Exercise —
Search the material for the word "Daanav" and report each line where it turns up.

Data section —
++++++

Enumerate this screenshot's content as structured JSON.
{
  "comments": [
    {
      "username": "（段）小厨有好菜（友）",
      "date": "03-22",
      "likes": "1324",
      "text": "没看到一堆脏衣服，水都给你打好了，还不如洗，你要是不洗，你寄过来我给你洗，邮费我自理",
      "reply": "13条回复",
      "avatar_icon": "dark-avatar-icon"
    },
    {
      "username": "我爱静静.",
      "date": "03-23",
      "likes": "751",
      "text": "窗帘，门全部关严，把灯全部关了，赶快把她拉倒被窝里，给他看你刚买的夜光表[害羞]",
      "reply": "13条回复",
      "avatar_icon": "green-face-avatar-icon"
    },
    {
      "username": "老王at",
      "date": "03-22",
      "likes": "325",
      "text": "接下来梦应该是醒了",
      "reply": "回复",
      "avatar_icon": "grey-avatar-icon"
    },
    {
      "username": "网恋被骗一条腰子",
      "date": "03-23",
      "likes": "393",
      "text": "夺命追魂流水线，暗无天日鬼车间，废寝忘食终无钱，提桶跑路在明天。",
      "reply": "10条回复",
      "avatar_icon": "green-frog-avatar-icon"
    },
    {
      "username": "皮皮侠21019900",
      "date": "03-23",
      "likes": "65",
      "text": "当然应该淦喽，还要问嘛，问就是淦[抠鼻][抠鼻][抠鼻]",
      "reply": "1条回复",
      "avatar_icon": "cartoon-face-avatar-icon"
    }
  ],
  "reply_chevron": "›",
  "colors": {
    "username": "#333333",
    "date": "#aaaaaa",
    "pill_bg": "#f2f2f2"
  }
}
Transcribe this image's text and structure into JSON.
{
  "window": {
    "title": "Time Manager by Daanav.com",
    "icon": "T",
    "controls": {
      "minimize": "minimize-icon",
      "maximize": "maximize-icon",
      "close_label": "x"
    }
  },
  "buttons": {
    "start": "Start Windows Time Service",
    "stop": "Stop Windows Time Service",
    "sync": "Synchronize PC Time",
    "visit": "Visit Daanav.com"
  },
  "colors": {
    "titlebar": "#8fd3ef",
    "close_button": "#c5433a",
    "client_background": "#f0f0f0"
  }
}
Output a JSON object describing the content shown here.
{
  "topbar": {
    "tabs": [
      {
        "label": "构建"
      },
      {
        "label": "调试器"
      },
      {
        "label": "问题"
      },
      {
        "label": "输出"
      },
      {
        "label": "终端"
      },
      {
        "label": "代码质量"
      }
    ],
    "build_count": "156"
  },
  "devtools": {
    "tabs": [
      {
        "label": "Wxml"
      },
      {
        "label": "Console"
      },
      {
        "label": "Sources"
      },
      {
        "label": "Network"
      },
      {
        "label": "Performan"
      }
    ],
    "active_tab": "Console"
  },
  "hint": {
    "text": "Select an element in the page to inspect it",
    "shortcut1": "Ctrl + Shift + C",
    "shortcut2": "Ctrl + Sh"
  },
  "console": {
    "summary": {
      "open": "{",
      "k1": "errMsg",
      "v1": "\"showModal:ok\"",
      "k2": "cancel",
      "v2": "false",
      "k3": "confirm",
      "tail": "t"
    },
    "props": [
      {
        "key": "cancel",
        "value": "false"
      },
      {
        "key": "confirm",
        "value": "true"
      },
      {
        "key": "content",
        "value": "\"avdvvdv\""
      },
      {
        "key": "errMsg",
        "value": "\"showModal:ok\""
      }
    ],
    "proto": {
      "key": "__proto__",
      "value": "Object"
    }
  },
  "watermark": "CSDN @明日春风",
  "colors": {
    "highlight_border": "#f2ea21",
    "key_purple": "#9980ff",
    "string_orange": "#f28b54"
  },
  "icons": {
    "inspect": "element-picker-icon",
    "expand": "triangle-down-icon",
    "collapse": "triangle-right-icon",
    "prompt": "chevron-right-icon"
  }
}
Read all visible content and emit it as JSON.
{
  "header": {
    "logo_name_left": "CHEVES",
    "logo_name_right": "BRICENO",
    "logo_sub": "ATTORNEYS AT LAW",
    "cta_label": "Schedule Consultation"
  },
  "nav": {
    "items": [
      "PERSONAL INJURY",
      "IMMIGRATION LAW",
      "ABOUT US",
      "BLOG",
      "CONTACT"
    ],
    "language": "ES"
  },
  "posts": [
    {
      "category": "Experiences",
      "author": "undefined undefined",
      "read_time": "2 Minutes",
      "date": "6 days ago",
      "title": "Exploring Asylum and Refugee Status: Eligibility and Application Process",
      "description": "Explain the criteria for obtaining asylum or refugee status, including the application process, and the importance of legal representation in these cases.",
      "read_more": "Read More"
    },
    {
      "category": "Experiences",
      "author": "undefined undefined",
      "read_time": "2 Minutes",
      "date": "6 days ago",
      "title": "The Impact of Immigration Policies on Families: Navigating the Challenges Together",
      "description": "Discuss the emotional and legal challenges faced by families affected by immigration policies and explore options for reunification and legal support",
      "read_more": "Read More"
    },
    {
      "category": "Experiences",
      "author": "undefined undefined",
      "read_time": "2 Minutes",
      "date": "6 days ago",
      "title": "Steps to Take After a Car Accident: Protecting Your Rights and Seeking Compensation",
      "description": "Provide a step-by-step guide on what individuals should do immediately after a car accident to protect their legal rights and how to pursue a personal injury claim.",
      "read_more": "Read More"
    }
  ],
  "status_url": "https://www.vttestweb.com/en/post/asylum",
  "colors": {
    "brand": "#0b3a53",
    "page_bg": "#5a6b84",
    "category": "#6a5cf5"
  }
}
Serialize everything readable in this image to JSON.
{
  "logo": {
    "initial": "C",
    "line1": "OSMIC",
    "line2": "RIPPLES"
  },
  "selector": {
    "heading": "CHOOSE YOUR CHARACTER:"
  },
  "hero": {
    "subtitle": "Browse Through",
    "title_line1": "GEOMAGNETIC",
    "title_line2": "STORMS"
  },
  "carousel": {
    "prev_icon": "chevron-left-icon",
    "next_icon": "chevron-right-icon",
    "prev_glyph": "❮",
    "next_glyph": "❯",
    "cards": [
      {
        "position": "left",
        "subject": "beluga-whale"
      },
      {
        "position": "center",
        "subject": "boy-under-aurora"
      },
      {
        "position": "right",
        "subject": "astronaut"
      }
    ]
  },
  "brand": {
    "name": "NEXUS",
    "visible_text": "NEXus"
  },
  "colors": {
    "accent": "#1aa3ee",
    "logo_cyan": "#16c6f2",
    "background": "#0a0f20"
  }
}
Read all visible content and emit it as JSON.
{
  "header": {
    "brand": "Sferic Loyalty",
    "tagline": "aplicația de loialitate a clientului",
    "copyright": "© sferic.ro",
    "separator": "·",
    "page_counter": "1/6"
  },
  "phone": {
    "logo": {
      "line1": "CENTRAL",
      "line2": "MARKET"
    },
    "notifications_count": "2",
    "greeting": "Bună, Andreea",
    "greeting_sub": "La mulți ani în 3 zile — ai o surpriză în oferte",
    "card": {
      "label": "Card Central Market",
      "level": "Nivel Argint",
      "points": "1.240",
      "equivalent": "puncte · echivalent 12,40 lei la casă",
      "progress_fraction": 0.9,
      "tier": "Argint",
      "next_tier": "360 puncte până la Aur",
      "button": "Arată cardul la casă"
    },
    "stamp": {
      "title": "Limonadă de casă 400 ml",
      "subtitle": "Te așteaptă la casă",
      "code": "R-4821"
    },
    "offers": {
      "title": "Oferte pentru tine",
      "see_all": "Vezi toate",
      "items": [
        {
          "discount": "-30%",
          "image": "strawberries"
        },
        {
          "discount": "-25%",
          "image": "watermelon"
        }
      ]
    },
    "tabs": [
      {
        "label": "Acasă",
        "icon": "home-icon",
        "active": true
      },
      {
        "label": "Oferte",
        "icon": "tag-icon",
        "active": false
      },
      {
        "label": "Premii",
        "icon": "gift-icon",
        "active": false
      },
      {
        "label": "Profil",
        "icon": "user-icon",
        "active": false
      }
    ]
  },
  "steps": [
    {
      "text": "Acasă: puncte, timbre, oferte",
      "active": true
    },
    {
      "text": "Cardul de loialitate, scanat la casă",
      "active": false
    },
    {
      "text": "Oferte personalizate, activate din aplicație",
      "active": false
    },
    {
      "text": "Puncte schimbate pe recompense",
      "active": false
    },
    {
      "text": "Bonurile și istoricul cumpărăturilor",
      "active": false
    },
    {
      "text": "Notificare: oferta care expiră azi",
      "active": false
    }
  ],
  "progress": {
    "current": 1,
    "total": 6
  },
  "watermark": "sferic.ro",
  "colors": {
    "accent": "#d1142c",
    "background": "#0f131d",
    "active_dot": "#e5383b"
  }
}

++++++

Correct output —
    "title": "Time Manager by Daanav.com",
    "visit": "Visit Daanav.com"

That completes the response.